Dataset entries ->
--

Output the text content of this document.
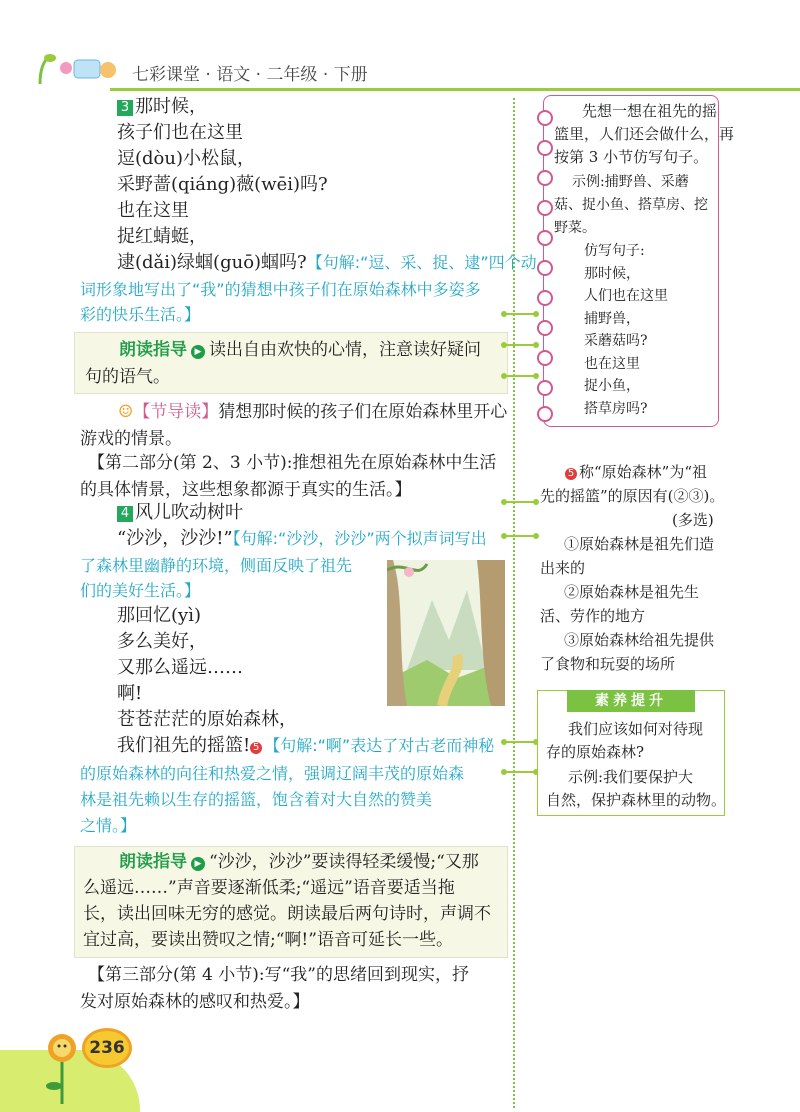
七彩课堂 · 语文 · 二年级 · 下册
3 那时候，
孩子们也在这里
逗(dòu)小松鼠，
采野蔷(qiáng)薇(wēi)吗?
也在这里
捉红蜻蜓，
逮(dǎi)绿蝈(guō)蝈吗?【句解:“逗、采、捉、逮”四个动
词形象地写出了“我”的猜想中孩子们在原始森林中多姿多
彩的快乐生活。】
朗读指导 ▶ 读出自由欢快的心情，注意读好疑问
句的语气。
☺【节导读】猜想那时候的孩子们在原始森林里开心
游戏的情景。
【第二部分(第 2、3 小节):推想祖先在原始森林中生活
的具体情景，这些想象都源于真实的生活。】
4 风儿吹动树叶
“沙沙，沙沙!”【句解:“沙沙，沙沙”两个拟声词写出
了森林里幽静的环境，侧面反映了祖先
们的美好生活。】
那回忆(yì)
多么美好，
又那么遥远……
啊!
苍苍茫茫的原始森林，
我们祖先的摇篮! 5 【句解:“啊”表达了对古老而神秘
的原始森林的向往和热爱之情，强调辽阔丰茂的原始森
林是祖先赖以生存的摇篮，饱含着对大自然的赞美
之情。】
朗读指导 ▶ “沙沙，沙沙”要读得轻柔缓慢;“又那
么遥远……”声音要逐渐低柔;“遥远”语音要适当拖
长，读出回味无穷的感觉。朗读最后两句诗时，声调不
宜过高，要读出赞叹之情;“啊!”语音可延长一些。
【第三部分(第 4 小节):写“我”的思绪回到现实，抒
发对原始森林的感叹和热爱。】
先想一想在祖先的摇
篮里，人们还会做什么，再
按第 3 小节仿写句子。
示例:捕野兽、采蘑
菇、捉小鱼、搭草房、挖
野菜。
仿写句子:
那时候，
人们也在这里
捕野兽，
采蘑菇吗?
也在这里
捉小鱼，
搭草房吗?
5 称“原始森林”为“祖
先的摇篮”的原因有(②③)。
(多选)
①原始森林是祖先们造
出来的
②原始森林是祖先生
活、劳作的地方
③原始森林给祖先提供
了食物和玩耍的场所
素养提升
我们应该如何对待现
存的原始森林?
示例:我们要保护大
自然，保护森林里的动物。
236
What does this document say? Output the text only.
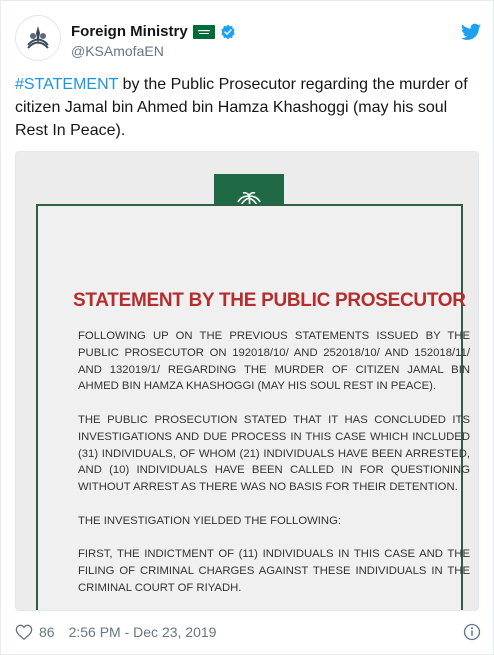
Foreign Ministry
@KSAmofaEN
#STATEMENT by the Public Prosecutor regarding the murder of citizen Jamal bin Ahmed bin Hamza Khashoggi (may his soul Rest In Peace).
STATEMENT BY THE PUBLIC PROSECUTOR

FOLLOWING UP ON THE PREVIOUS STATEMENTS ISSUED BY THE PUBLIC PROSECUTOR ON 192018/10/ AND 252018/10/ AND 152018/11/ AND 132019/1/ REGARDING THE MURDER OF CITIZEN JAMAL BIN AHMED BIN HAMZA KHASHOGGI (MAY HIS SOUL REST IN PEACE).

THE PUBLIC PROSECUTION STATED THAT IT HAS CONCLUDED ITS INVESTIGATIONS AND DUE PROCESS IN THIS CASE WHICH INCLUDED (31) INDIVIDUALS, OF WHOM (21) INDIVIDUALS HAVE BEEN ARRESTED, AND (10) INDIVIDUALS HAVE BEEN CALLED IN FOR QUESTIONING WITHOUT ARREST AS THERE WAS NO BASIS FOR THEIR DETENTION.

THE INVESTIGATION YIELDED THE FOLLOWING:

FIRST, THE INDICTMENT OF (11) INDIVIDUALS IN THIS CASE AND THE FILING OF CRIMINAL CHARGES AGAINST THESE INDIVIDUALS IN THE CRIMINAL COURT OF RIYADH.

86 2:56 PM - Dec 23, 2019
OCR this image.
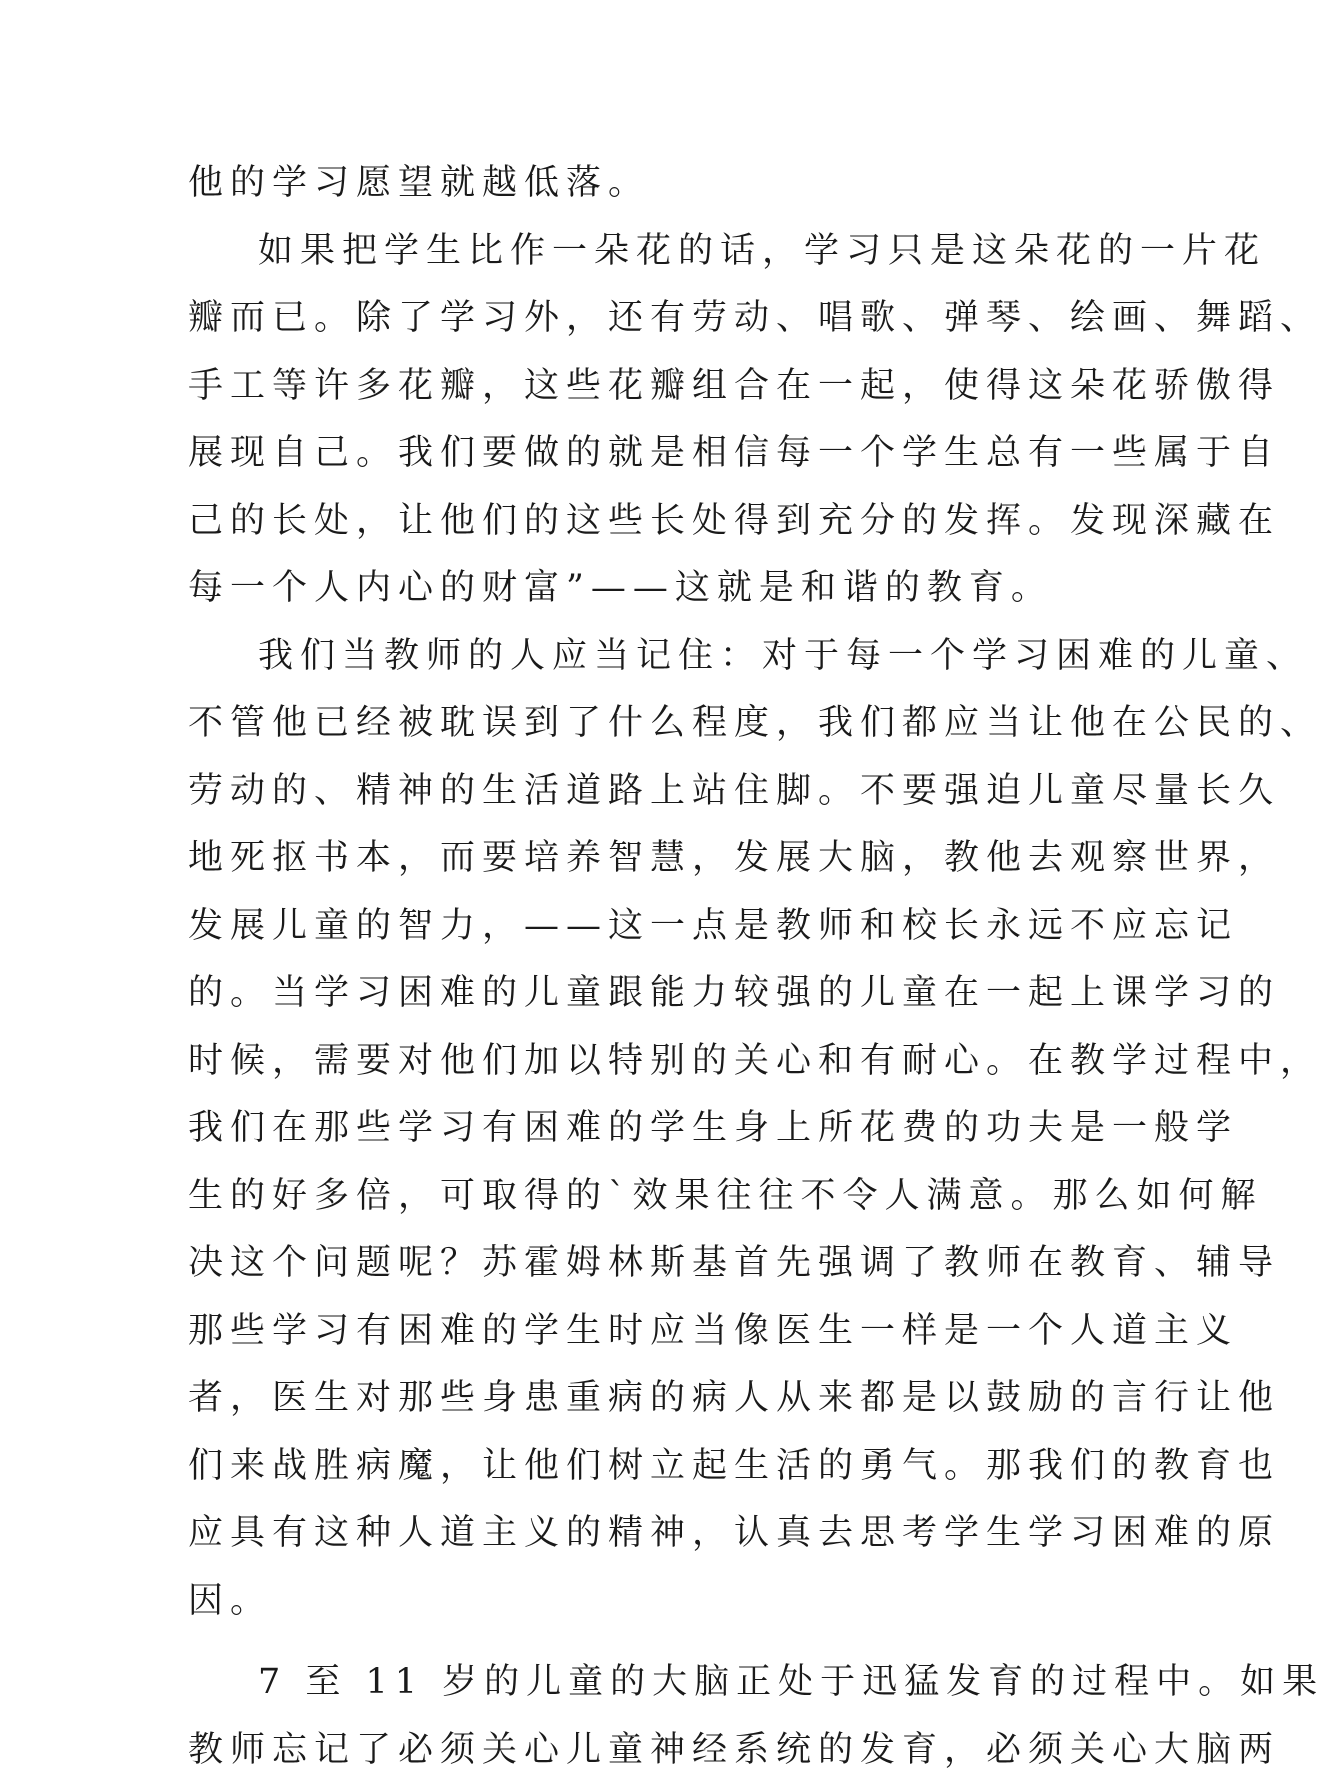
他的学习愿望就越低落。
如果把学生比作一朵花的话，学习只是这朵花的一片花
瓣而已。除了学习外，还有劳动、唱歌、弹琴、绘画、舞蹈、
手工等许多花瓣，这些花瓣组合在一起，使得这朵花骄傲得
展现自己。我们要做的就是相信每一个学生总有一些属于自
己的长处，让他们的这些长处得到充分的发挥。发现深藏在
每一个人内心的财富”——这就是和谐的教育。
我们当教师的人应当记住：对于每一个学习困难的儿童、
不管他已经被耽误到了什么程度，我们都应当让他在公民的、
劳动的、精神的生活道路上站住脚。不要强迫儿童尽量长久
地死抠书本，而要培养智慧，发展大脑，教他去观察世界，
发展儿童的智力，——这一点是教师和校长永远不应忘记
的。当学习困难的儿童跟能力较强的儿童在一起上课学习的
时候，需要对他们加以特别的关心和有耐心。在教学过程中，
我们在那些学习有困难的学生身上所花费的功夫是一般学
生的好多倍，可取得的`效果往往不令人满意。那么如何解
决这个问题呢？苏霍姆林斯基首先强调了教师在教育、辅导
那些学习有困难的学生时应当像医生一样是一个人道主义
者，医生对那些身患重病的病人从来都是以鼓励的言行让他
们来战胜病魔，让他们树立起生活的勇气。那我们的教育也
应具有这种人道主义的精神，认真去思考学生学习困难的原
因。
7 至 11 岁的儿童的大脑正处于迅猛发育的过程中。如果
教师忘记了必须关心儿童神经系统的发育，必须关心大脑两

--

Filter the listing above for the string "document" and copy every matching line.

Answer to this problem ->
Output the text content of this document.
What does this document say? Output the text only.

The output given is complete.